Figure content listings
┄┄┄┄┄┄
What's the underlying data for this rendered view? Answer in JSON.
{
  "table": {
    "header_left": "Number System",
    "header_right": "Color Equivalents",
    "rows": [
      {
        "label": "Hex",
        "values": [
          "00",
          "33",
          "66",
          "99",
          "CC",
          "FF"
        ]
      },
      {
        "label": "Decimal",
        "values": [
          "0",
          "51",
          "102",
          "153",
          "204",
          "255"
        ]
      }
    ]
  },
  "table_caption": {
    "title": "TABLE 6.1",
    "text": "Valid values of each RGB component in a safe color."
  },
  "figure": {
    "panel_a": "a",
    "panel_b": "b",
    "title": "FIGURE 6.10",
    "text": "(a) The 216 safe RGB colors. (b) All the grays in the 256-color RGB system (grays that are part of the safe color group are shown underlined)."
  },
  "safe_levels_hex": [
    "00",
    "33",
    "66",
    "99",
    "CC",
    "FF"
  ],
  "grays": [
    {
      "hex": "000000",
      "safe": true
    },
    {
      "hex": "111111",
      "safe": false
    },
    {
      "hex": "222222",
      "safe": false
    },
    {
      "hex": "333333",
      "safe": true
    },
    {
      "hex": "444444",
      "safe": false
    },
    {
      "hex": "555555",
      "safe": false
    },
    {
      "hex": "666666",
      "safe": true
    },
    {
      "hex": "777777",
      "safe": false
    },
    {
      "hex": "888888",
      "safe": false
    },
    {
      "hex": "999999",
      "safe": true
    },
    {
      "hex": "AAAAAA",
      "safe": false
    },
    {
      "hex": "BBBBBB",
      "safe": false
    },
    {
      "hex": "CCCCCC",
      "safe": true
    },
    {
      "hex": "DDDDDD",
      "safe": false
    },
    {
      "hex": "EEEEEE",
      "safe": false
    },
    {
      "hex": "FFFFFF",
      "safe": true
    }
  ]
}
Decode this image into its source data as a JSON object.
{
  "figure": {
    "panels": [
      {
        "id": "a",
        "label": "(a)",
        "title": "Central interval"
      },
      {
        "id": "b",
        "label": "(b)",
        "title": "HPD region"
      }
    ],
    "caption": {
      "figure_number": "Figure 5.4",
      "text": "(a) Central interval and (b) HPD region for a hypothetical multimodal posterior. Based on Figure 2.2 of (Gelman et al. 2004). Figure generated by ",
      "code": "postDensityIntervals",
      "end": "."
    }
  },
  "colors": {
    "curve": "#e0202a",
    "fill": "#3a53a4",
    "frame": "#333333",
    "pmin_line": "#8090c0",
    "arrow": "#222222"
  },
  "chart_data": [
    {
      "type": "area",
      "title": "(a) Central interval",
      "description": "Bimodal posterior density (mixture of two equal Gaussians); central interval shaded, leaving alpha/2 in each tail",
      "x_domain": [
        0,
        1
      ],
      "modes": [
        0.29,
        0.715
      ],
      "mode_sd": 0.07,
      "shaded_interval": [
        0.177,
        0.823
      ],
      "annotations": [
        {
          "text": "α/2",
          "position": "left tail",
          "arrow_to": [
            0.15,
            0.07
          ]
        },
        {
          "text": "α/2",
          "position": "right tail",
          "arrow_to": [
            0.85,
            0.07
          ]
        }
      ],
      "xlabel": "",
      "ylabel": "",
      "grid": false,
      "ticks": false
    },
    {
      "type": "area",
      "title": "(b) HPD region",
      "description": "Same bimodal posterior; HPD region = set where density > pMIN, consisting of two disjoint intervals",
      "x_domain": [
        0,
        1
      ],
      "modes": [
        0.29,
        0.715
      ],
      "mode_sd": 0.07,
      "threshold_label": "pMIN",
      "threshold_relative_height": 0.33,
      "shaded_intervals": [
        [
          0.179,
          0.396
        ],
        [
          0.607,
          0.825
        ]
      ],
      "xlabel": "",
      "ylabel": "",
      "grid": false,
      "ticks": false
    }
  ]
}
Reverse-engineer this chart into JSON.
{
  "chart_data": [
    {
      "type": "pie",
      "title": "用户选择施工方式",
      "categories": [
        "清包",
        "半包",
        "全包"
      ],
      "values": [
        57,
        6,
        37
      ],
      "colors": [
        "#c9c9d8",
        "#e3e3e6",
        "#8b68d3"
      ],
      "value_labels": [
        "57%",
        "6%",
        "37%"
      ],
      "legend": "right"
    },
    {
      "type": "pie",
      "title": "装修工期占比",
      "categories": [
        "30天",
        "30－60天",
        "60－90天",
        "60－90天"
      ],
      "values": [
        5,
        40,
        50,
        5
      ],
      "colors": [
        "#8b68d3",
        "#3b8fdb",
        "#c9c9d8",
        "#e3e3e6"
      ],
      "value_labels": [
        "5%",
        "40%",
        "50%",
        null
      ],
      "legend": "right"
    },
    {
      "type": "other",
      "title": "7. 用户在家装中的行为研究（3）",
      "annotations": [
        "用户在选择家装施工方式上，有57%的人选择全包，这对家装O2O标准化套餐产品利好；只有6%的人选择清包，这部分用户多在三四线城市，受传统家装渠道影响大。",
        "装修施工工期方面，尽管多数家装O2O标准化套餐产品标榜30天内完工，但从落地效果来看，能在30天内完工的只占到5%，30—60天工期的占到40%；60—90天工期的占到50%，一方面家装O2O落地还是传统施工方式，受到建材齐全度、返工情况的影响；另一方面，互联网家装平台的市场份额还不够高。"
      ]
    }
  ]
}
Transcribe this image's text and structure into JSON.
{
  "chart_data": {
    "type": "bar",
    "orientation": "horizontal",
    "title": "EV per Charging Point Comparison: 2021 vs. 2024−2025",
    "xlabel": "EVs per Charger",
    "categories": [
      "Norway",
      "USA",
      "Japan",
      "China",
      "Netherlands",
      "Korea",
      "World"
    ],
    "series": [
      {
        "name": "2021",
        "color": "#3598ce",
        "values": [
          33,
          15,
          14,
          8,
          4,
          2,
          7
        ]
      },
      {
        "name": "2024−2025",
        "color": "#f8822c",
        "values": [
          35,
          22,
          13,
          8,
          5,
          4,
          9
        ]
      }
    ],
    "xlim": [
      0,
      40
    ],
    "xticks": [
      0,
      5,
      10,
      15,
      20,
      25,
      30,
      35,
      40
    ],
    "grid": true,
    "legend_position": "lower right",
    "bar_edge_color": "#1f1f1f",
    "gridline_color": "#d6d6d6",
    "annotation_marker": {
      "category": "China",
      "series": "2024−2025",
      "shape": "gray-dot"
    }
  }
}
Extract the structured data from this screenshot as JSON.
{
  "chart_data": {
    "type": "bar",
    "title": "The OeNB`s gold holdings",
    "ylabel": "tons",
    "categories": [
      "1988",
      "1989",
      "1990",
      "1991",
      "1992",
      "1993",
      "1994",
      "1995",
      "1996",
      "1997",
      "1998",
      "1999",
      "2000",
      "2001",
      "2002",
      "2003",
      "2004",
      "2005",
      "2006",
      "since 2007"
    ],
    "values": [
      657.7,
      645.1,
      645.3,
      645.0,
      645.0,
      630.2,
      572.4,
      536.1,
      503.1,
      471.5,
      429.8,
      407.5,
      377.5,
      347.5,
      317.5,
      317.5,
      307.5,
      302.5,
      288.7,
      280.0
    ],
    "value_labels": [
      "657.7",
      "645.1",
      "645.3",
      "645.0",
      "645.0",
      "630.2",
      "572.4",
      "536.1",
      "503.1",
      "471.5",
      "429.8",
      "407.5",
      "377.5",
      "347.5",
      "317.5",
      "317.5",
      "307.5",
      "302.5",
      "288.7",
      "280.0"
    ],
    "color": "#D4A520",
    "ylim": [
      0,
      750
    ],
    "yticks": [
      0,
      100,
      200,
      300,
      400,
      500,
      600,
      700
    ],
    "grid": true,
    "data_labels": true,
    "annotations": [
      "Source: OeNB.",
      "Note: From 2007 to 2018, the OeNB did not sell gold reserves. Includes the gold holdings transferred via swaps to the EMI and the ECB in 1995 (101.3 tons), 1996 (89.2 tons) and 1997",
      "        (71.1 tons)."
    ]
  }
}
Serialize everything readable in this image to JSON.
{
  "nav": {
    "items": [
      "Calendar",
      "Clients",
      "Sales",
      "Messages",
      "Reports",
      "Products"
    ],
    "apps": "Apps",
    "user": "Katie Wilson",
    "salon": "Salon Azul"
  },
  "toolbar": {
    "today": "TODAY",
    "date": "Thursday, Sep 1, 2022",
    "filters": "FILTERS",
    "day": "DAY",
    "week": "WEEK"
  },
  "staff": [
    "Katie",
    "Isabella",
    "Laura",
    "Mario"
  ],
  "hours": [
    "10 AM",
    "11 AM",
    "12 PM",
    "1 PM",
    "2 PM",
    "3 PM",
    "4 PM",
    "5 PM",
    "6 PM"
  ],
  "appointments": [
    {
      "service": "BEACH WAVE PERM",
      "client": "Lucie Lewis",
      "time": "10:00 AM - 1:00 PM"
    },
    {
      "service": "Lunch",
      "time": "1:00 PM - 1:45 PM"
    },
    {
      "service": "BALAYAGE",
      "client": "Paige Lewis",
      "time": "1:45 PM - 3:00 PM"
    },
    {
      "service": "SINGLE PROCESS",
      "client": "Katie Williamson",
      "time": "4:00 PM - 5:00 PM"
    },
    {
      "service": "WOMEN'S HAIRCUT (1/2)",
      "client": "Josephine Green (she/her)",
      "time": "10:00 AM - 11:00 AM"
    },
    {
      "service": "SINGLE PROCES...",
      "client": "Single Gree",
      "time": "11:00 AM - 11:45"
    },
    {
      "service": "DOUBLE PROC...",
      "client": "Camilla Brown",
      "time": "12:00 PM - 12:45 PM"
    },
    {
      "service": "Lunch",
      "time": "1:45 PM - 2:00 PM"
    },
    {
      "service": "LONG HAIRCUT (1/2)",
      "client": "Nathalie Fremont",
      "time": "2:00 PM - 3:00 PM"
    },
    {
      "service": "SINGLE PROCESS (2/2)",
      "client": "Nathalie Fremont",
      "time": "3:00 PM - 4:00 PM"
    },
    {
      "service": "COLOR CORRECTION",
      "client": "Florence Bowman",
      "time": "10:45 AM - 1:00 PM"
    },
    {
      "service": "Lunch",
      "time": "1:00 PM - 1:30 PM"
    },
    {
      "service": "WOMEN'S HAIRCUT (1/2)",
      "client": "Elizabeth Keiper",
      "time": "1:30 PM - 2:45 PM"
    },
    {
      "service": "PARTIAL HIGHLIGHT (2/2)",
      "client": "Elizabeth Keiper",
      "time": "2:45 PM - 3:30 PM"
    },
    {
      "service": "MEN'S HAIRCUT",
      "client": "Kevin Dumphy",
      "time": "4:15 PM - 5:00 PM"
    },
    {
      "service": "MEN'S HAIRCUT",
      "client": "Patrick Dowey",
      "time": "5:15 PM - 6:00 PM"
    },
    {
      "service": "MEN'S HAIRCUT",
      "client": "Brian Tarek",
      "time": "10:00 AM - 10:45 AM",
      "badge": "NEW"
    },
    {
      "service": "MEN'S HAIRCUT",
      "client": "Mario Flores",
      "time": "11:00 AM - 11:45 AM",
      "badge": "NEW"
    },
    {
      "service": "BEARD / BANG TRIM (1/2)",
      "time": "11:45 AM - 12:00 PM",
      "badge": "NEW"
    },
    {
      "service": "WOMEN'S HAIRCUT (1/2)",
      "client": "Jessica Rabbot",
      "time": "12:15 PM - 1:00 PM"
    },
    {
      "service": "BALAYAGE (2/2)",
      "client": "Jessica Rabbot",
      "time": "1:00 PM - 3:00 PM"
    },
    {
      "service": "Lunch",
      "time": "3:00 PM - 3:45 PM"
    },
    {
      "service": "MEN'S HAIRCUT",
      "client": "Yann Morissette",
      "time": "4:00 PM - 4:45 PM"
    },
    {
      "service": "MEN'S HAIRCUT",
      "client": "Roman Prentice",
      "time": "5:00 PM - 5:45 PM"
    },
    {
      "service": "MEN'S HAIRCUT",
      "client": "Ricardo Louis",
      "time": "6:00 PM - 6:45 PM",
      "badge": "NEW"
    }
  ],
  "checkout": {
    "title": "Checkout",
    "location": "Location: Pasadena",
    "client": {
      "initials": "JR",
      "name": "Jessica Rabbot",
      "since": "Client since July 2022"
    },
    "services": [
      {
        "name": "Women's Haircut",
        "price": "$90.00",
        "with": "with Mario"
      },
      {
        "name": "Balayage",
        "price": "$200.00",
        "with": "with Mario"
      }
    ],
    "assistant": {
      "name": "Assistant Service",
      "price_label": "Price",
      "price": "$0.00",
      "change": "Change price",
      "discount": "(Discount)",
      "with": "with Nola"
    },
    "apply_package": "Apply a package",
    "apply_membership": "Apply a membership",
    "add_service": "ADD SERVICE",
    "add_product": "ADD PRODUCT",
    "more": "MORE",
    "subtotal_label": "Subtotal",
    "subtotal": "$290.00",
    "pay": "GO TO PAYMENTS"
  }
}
┄┄┄┄┄┄
INSTRUCTIONS TO FOLLOW
Determine how many lines include the string "Apply". Give no answer but the number.

THE OUTPUT
2